[Records from a collection of figures]
>>>>

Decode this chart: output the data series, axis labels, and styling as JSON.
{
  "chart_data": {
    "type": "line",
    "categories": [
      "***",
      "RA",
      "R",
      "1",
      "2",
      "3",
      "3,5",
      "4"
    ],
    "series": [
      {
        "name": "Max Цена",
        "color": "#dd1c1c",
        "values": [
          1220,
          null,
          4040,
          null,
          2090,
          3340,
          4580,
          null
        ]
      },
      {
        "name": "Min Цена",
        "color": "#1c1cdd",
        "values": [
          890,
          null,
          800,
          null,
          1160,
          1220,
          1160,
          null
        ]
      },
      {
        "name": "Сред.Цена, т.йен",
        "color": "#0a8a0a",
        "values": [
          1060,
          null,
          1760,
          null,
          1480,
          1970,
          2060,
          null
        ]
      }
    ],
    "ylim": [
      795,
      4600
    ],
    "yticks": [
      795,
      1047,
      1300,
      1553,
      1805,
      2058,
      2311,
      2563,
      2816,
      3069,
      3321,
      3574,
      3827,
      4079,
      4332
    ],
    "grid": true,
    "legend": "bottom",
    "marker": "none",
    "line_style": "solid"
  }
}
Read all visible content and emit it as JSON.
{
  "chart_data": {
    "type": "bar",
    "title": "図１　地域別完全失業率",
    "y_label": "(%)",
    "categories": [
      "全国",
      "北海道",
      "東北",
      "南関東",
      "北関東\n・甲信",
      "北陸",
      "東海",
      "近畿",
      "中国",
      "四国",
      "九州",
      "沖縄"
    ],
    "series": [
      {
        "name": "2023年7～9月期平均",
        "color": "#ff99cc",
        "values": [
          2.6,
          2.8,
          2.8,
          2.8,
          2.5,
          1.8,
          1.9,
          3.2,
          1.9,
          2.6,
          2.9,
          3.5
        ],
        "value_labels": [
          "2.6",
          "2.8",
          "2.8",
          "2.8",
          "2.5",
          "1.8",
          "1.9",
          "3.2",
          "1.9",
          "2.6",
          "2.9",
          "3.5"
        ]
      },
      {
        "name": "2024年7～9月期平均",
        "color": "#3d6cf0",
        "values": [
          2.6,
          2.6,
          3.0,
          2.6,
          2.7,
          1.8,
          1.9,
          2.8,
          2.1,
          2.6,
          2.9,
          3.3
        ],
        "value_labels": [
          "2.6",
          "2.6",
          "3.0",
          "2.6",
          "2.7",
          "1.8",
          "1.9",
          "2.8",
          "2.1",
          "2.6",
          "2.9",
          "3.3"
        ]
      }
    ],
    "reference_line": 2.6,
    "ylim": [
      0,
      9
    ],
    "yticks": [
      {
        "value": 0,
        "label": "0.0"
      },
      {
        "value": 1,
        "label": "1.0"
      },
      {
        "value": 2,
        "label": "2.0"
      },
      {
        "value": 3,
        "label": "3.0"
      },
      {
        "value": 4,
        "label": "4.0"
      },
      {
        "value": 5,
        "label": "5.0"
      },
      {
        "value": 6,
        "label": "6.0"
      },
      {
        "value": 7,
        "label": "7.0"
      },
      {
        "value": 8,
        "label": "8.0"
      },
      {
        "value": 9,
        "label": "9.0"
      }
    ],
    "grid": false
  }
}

<<<<

> **DIRECTION**: The records above are to be copied in full, exactly as written.

> **COMPLETED EXERCISE**:
Decode this chart: output the data series, axis labels, and styling as JSON.
{
  "chart_data": {
    "type": "line",
    "categories": [
      "***",
      "RA",
      "R",
      "1",
      "2",
      "3",
      "3,5",
      "4"
    ],
    "series": [
      {
        "name": "Max Цена",
        "color": "#dd1c1c",
        "values": [
          1220,
          null,
          4040,
          null,
          2090,
          3340,
          4580,
          null
        ]
      },
      {
        "name": "Min Цена",
        "color": "#1c1cdd",
        "values": [
          890,
          null,
          800,
          null,
          1160,
          1220,
          1160,
          null
        ]
      },
      {
        "name": "Сред.Цена, т.йен",
        "color": "#0a8a0a",
        "values": [
          1060,
          null,
          1760,
          null,
          1480,
          1970,
          2060,
          null
        ]
      }
    ],
    "ylim": [
      795,
      4600
    ],
    "yticks": [
      795,
      1047,
      1300,
      1553,
      1805,
      2058,
      2311,
      2563,
      2816,
      3069,
      3321,
      3574,
      3827,
      4079,
      4332
    ],
    "grid": true,
    "legend": "bottom",
    "marker": "none",
    "line_style": "solid"
  }
}
Read all visible content and emit it as JSON.
{
  "chart_data": {
    "type": "bar",
    "title": "図１　地域別完全失業率",
    "y_label": "(%)",
    "categories": [
      "全国",
      "北海道",
      "東北",
      "南関東",
      "北関東\n・甲信",
      "北陸",
      "東海",
      "近畿",
      "中国",
      "四国",
      "九州",
      "沖縄"
    ],
    "series": [
      {
        "name": "2023年7～9月期平均",
        "color": "#ff99cc",
        "values": [
          2.6,
          2.8,
          2.8,
          2.8,
          2.5,
          1.8,
          1.9,
          3.2,
          1.9,
          2.6,
          2.9,
          3.5
        ],
        "value_labels": [
          "2.6",
          "2.8",
          "2.8",
          "2.8",
          "2.5",
          "1.8",
          "1.9",
          "3.2",
          "1.9",
          "2.6",
          "2.9",
          "3.5"
        ]
      },
      {
        "name": "2024年7～9月期平均",
        "color": "#3d6cf0",
        "values": [
          2.6,
          2.6,
          3.0,
          2.6,
          2.7,
          1.8,
          1.9,
          2.8,
          2.1,
          2.6,
          2.9,
          3.3
        ],
        "value_labels": [
          "2.6",
          "2.6",
          "3.0",
          "2.6",
          "2.7",
          "1.8",
          "1.9",
          "2.8",
          "2.1",
          "2.6",
          "2.9",
          "3.3"
        ]
      }
    ],
    "reference_line": 2.6,
    "ylim": [
      0,
      9
    ],
    "yticks": [
      {
        "value": 0,
        "label": "0.0"
      },
      {
        "value": 1,
        "label": "1.0"
      },
      {
        "value": 2,
        "label": "2.0"
      },
      {
        "value": 3,
        "label": "3.0"
      },
      {
        "value": 4,
        "label": "4.0"
      },
      {
        "value": 5,
        "label": "5.0"
      },
      {
        "value": 6,
        "label": "6.0"
      },
      {
        "value": 7,
        "label": "7.0"
      },
      {
        "value": 8,
        "label": "8.0"
      },
      {
        "value": 9,
        "label": "9.0"
      }
    ],
    "grid": false
  }
}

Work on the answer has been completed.